■ WHAT YOU NEED TO DO:
Copy every line of the items below word for word, leaving out the pictures.

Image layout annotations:

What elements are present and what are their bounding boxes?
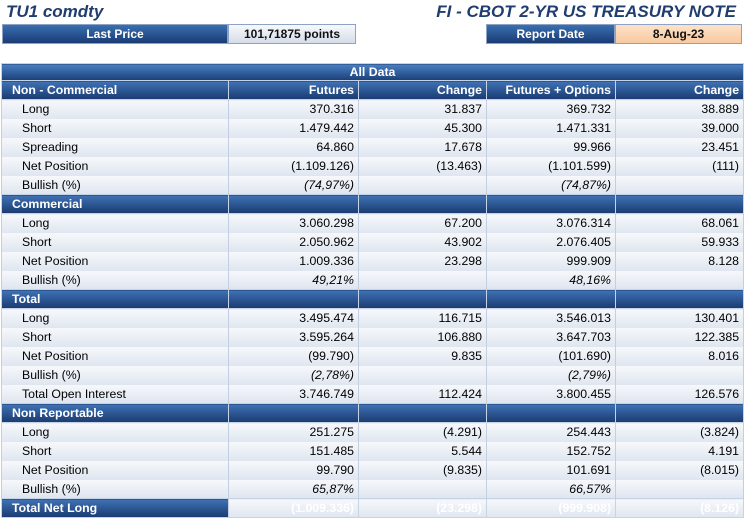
cell-futures-options: 48,16% (487, 271, 616, 290)
cell-change: (9.835) (359, 461, 487, 480)
cell-change: (4.291) (359, 423, 487, 442)
column-header-futures: Futures (229, 81, 359, 100)
cell-change-options: 8.016 (616, 347, 744, 366)
report-date-value: 8-Aug-23 (615, 24, 742, 44)
row-label: Long (2, 214, 229, 233)
cell-futures: 1.479.442 (229, 119, 359, 138)
row-label: Net Position (2, 347, 229, 366)
section-header-row (2, 404, 744, 423)
cell-change: 9.835 (359, 347, 487, 366)
cell-change (359, 366, 487, 385)
cell-futures-options: 254.443 (487, 423, 616, 442)
cot-data-table (1, 63, 744, 518)
column-header-futures-options (487, 404, 616, 423)
column-header-change-options (616, 195, 744, 214)
cell-futures: (2,78%) (229, 366, 359, 385)
cell-change-options (616, 271, 744, 290)
table-row (2, 461, 744, 480)
row-label: Total Open Interest (2, 385, 229, 404)
cell-change-options: 122.385 (616, 328, 744, 347)
cell-change-options: (3.824) (616, 423, 744, 442)
cell-futures: 2.050.962 (229, 233, 359, 252)
last-price-value: 101,71875 points (228, 24, 356, 44)
table-row (2, 176, 744, 195)
cell-change-options: 39.000 (616, 119, 744, 138)
table-row (2, 385, 744, 404)
row-label: Net Position (2, 157, 229, 176)
row-label: Long (2, 423, 229, 442)
column-header-change-options: Change (616, 81, 744, 100)
row-label: Long (2, 100, 229, 119)
cell-change-options (616, 176, 744, 195)
cell-futures: 3.060.298 (229, 214, 359, 233)
cell-change: 67.200 (359, 214, 487, 233)
column-header-futures-options (487, 290, 616, 309)
table-title-row (2, 64, 744, 81)
row-label: Short (2, 119, 229, 138)
section-title: Commercial (2, 195, 229, 214)
cell-futures: 3.746.749 (229, 385, 359, 404)
cell-change-options: 8.128 (616, 252, 744, 271)
column-header-change (359, 404, 487, 423)
row-label: Bullish (%) (2, 480, 229, 499)
row-label: Net Position (2, 461, 229, 480)
table-row (2, 252, 744, 271)
column-header-futures (229, 290, 359, 309)
column-header-change (359, 290, 487, 309)
section-header-row (2, 290, 744, 309)
section-title: Non - Commercial (2, 81, 229, 100)
table-row (2, 423, 744, 442)
cell-change: 31.837 (359, 100, 487, 119)
total-cell-change: (23.298) (359, 499, 487, 518)
cell-futures-options: 99.966 (487, 138, 616, 157)
cell-change-options: 126.576 (616, 385, 744, 404)
table-row (2, 480, 744, 499)
table-row (2, 271, 744, 290)
cell-futures-options: 3.076.314 (487, 214, 616, 233)
cell-change-options: 4.191 (616, 442, 744, 461)
column-header-change-options (616, 290, 744, 309)
section-title: Total (2, 290, 229, 309)
total-net-long-row (2, 499, 744, 518)
cell-change-options: 68.061 (616, 214, 744, 233)
column-header-change-options (616, 404, 744, 423)
cell-futures-options: (2,79%) (487, 366, 616, 385)
report-title: FI - CBOT 2-YR US TREASURY NOTE (436, 2, 736, 21)
cell-change-options: 59.933 (616, 233, 744, 252)
section-title: Non Reportable (2, 404, 229, 423)
cell-futures: 370.316 (229, 100, 359, 119)
table-row (2, 309, 744, 328)
table-row (2, 157, 744, 176)
row-label: Short (2, 442, 229, 461)
cell-change-options (616, 366, 744, 385)
cell-futures-options: 999.909 (487, 252, 616, 271)
column-header-futures (229, 195, 359, 214)
row-label: Short (2, 328, 229, 347)
column-header-change (359, 195, 487, 214)
cell-change-options: 38.889 (616, 100, 744, 119)
column-header-change: Change (359, 81, 487, 100)
cell-futures: 49,21% (229, 271, 359, 290)
section-header-row (2, 81, 744, 100)
cell-futures-options: 369.732 (487, 100, 616, 119)
cell-change: (13.463) (359, 157, 487, 176)
row-label: Spreading (2, 138, 229, 157)
cell-futures-options: 3.546.013 (487, 309, 616, 328)
row-label: Bullish (%) (2, 366, 229, 385)
cell-change (359, 176, 487, 195)
cell-futures: 251.275 (229, 423, 359, 442)
cell-change: 5.544 (359, 442, 487, 461)
cell-change (359, 480, 487, 499)
cell-futures-options: 2.076.405 (487, 233, 616, 252)
cell-futures-options: 101.691 (487, 461, 616, 480)
cell-futures: 99.790 (229, 461, 359, 480)
table-row (2, 442, 744, 461)
cell-futures: 64.860 (229, 138, 359, 157)
row-label: Bullish (%) (2, 176, 229, 195)
cell-futures-options: 1.471.331 (487, 119, 616, 138)
total-cell-change-options: (8.126) (616, 499, 744, 518)
cell-change-options: 23.451 (616, 138, 744, 157)
cell-futures-options: 3.647.703 (487, 328, 616, 347)
cell-futures: 3.595.264 (229, 328, 359, 347)
cell-change-options: (111) (616, 157, 744, 176)
table-row (2, 100, 744, 119)
table-row (2, 347, 744, 366)
total-net-long-label: Total Net Long (2, 499, 229, 518)
cell-futures: 151.485 (229, 442, 359, 461)
cell-futures-options: (101.690) (487, 347, 616, 366)
section-header-row (2, 195, 744, 214)
cell-futures: (1.109.126) (229, 157, 359, 176)
table-row (2, 328, 744, 347)
total-cell-futures: (1.009.336) (229, 499, 359, 518)
column-header-futures (229, 404, 359, 423)
cell-change-options: (8.015) (616, 461, 744, 480)
table-title: All Data (2, 64, 744, 81)
column-header-futures-options (487, 195, 616, 214)
table-row (2, 119, 744, 138)
cell-change: 17.678 (359, 138, 487, 157)
cell-change: 45.300 (359, 119, 487, 138)
cell-change: 23.298 (359, 252, 487, 271)
row-label: Long (2, 309, 229, 328)
cell-futures-options: 152.752 (487, 442, 616, 461)
cell-futures: 1.009.336 (229, 252, 359, 271)
cell-futures-options: (1.101.599) (487, 157, 616, 176)
cell-futures-options: (74,87%) (487, 176, 616, 195)
row-label: Net Position (2, 252, 229, 271)
cell-change-options: 130.401 (616, 309, 744, 328)
report-header (0, 0, 744, 50)
cell-futures: 3.495.474 (229, 309, 359, 328)
cell-futures-options: 3.800.455 (487, 385, 616, 404)
cell-futures-options: 66,57% (487, 480, 616, 499)
cell-change: 43.902 (359, 233, 487, 252)
column-header-futures-options: Futures + Options (487, 81, 616, 100)
cell-change (359, 271, 487, 290)
cell-change-options (616, 480, 744, 499)
table-row (2, 233, 744, 252)
cell-change: 112.424 (359, 385, 487, 404)
ticker-title: TU1 comdty (6, 2, 104, 21)
cell-change: 116.715 (359, 309, 487, 328)
report-date-label: Report Date (486, 24, 615, 44)
table-row (2, 214, 744, 233)
row-label: Bullish (%) (2, 271, 229, 290)
cell-futures: (99.790) (229, 347, 359, 366)
cell-change: 106.880 (359, 328, 487, 347)
cell-futures: 65,87% (229, 480, 359, 499)
total-cell-futures-options: (999.908) (487, 499, 616, 518)
table-row (2, 138, 744, 157)
table-row (2, 366, 744, 385)
last-price-label: Last Price (2, 24, 228, 44)
row-label: Short (2, 233, 229, 252)
cell-futures: (74,97%) (229, 176, 359, 195)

■ WRITTEN ANSWER:
What elements are present and what are their bounding boxes?
cell-futures-options: 48,16% (487, 271, 616, 290)
cell-change: (9.835) (359, 461, 487, 480)
cell-change: (4.291) (359, 423, 487, 442)
column-header-futures: Futures (229, 81, 359, 100)
cell-change-options: 8.016 (616, 347, 744, 366)
report-date-value: 8-Aug-23 (615, 24, 742, 44)
row-label: Long (2, 214, 229, 233)
cell-futures: 1.479.442 (229, 119, 359, 138)
row-label: Net Position (2, 347, 229, 366)
section-header-row (2, 404, 744, 423)
cell-change: 9.835 (359, 347, 487, 366)
cell-change (359, 366, 487, 385)
cell-futures-options: 254.443 (487, 423, 616, 442)
cot-data-table (1, 63, 744, 518)
column-header-futures-options (487, 404, 616, 423)
column-header-change-options (616, 195, 744, 214)
cell-futures: (2,78%) (229, 366, 359, 385)
cell-change-options (616, 271, 744, 290)
table-row (2, 461, 744, 480)
row-label: Total Open Interest (2, 385, 229, 404)
cell-change-options: 122.385 (616, 328, 744, 347)
cell-change-options: (3.824) (616, 423, 744, 442)
cell-futures: 2.050.962 (229, 233, 359, 252)
last-price-value: 101,71875 points (228, 24, 356, 44)
table-row (2, 176, 744, 195)
cell-change-options: 39.000 (616, 119, 744, 138)
table-row (2, 385, 744, 404)
row-label: Net Position (2, 157, 229, 176)
row-label: Long (2, 423, 229, 442)
column-header-change-options: Change (616, 81, 744, 100)
row-label: Long (2, 100, 229, 119)
cell-change-options (616, 176, 744, 195)
cell-futures: 3.060.298 (229, 214, 359, 233)
cell-change: 67.200 (359, 214, 487, 233)
column-header-futures-options (487, 290, 616, 309)
table-title-row (2, 64, 744, 81)
row-label: Short (2, 119, 229, 138)
section-title: Commercial (2, 195, 229, 214)
cell-futures: 3.746.749 (229, 385, 359, 404)
cell-change-options: 8.128 (616, 252, 744, 271)
column-header-change (359, 404, 487, 423)
row-label: Bullish (%) (2, 480, 229, 499)
row-label: Net Position (2, 461, 229, 480)
table-row (2, 252, 744, 271)
column-header-futures (229, 290, 359, 309)
column-header-change (359, 290, 487, 309)
section-header-row (2, 290, 744, 309)
section-title: Non - Commercial (2, 81, 229, 100)
table-row (2, 423, 744, 442)
cell-change: 31.837 (359, 100, 487, 119)
total-cell-change: (23.298) (359, 499, 487, 518)
cell-futures-options: 99.966 (487, 138, 616, 157)
cell-change-options: 126.576 (616, 385, 744, 404)
table-row (2, 480, 744, 499)
table-row (2, 271, 744, 290)
cell-futures-options: 3.076.314 (487, 214, 616, 233)
cell-change-options: 4.191 (616, 442, 744, 461)
column-header-change-options (616, 290, 744, 309)
section-title: Total (2, 290, 229, 309)
total-net-long-row (2, 499, 744, 518)
cell-change-options: 68.061 (616, 214, 744, 233)
column-header-change-options (616, 404, 744, 423)
cell-futures-options: (2,79%) (487, 366, 616, 385)
report-title: FI - CBOT 2-YR US TREASURY NOTE (436, 2, 736, 21)
cell-change-options: 59.933 (616, 233, 744, 252)
section-title: Non Reportable (2, 404, 229, 423)
cell-futures: 370.316 (229, 100, 359, 119)
table-row (2, 309, 744, 328)
table-row (2, 157, 744, 176)
row-label: Short (2, 442, 229, 461)
cell-change-options (616, 366, 744, 385)
cell-futures-options: 999.909 (487, 252, 616, 271)
column-header-futures (229, 195, 359, 214)
row-label: Short (2, 328, 229, 347)
column-header-change (359, 195, 487, 214)
cell-change-options: 38.889 (616, 100, 744, 119)
column-header-change: Change (359, 81, 487, 100)
cell-futures: 49,21% (229, 271, 359, 290)
section-header-row (2, 81, 744, 100)
cell-futures-options: 369.732 (487, 100, 616, 119)
cell-change: (13.463) (359, 157, 487, 176)
row-label: Spreading (2, 138, 229, 157)
cell-futures-options: 3.546.013 (487, 309, 616, 328)
row-label: Bullish (%) (2, 366, 229, 385)
cell-change (359, 176, 487, 195)
cell-futures: 251.275 (229, 423, 359, 442)
cell-change: 5.544 (359, 442, 487, 461)
cell-change (359, 480, 487, 499)
cell-futures-options: 2.076.405 (487, 233, 616, 252)
cell-futures-options: 101.691 (487, 461, 616, 480)
cell-futures: 99.790 (229, 461, 359, 480)
table-row (2, 442, 744, 461)
cell-futures: 64.860 (229, 138, 359, 157)
row-label: Bullish (%) (2, 176, 229, 195)
cell-futures-options: 1.471.331 (487, 119, 616, 138)
total-cell-change-options: (8.126) (616, 499, 744, 518)
cell-change-options: 23.451 (616, 138, 744, 157)
cell-futures-options: 3.647.703 (487, 328, 616, 347)
cell-futures: 3.595.264 (229, 328, 359, 347)
cell-change-options: (111) (616, 157, 744, 176)
table-row (2, 100, 744, 119)
table-row (2, 347, 744, 366)
total-net-long-label: Total Net Long (2, 499, 229, 518)
cell-futures: 151.485 (229, 442, 359, 461)
cell-futures-options: (101.690) (487, 347, 616, 366)
section-header-row (2, 195, 744, 214)
cell-futures: (1.109.126) (229, 157, 359, 176)
table-row (2, 328, 744, 347)
total-cell-futures: (1.009.336) (229, 499, 359, 518)
column-header-futures (229, 404, 359, 423)
cell-change-options: (8.015) (616, 461, 744, 480)
table-title: All Data (2, 64, 744, 81)
column-header-futures-options (487, 195, 616, 214)
table-row (2, 119, 744, 138)
cell-change: 17.678 (359, 138, 487, 157)
cell-change: 45.300 (359, 119, 487, 138)
cell-change: 23.298 (359, 252, 487, 271)
row-label: Long (2, 309, 229, 328)
cell-futures-options: 152.752 (487, 442, 616, 461)
cell-futures: 1.009.336 (229, 252, 359, 271)
cell-futures-options: (1.101.599) (487, 157, 616, 176)
cell-futures-options: (74,87%) (487, 176, 616, 195)
row-label: Net Position (2, 252, 229, 271)
cell-change-options: 130.401 (616, 309, 744, 328)
report-header (0, 0, 744, 50)
cell-futures: 3.495.474 (229, 309, 359, 328)
cell-futures-options: 3.800.455 (487, 385, 616, 404)
cell-futures-options: 66,57% (487, 480, 616, 499)
cell-change: 43.902 (359, 233, 487, 252)
column-header-futures-options: Futures + Options (487, 81, 616, 100)
cell-change (359, 271, 487, 290)
cell-change-options (616, 480, 744, 499)
table-row (2, 233, 744, 252)
cell-change: 112.424 (359, 385, 487, 404)
ticker-title: TU1 comdty (6, 2, 104, 21)
cell-change: 116.715 (359, 309, 487, 328)
report-date-label: Report Date (486, 24, 615, 44)
table-row (2, 214, 744, 233)
row-label: Bullish (%) (2, 271, 229, 290)
cell-futures: (99.790) (229, 347, 359, 366)
cell-change: 106.880 (359, 328, 487, 347)
cell-futures: 65,87% (229, 480, 359, 499)
total-cell-futures-options: (999.908) (487, 499, 616, 518)
table-row (2, 138, 744, 157)
table-row (2, 366, 744, 385)
last-price-label: Last Price (2, 24, 228, 44)
row-label: Short (2, 233, 229, 252)
cell-futures: (74,97%) (229, 176, 359, 195)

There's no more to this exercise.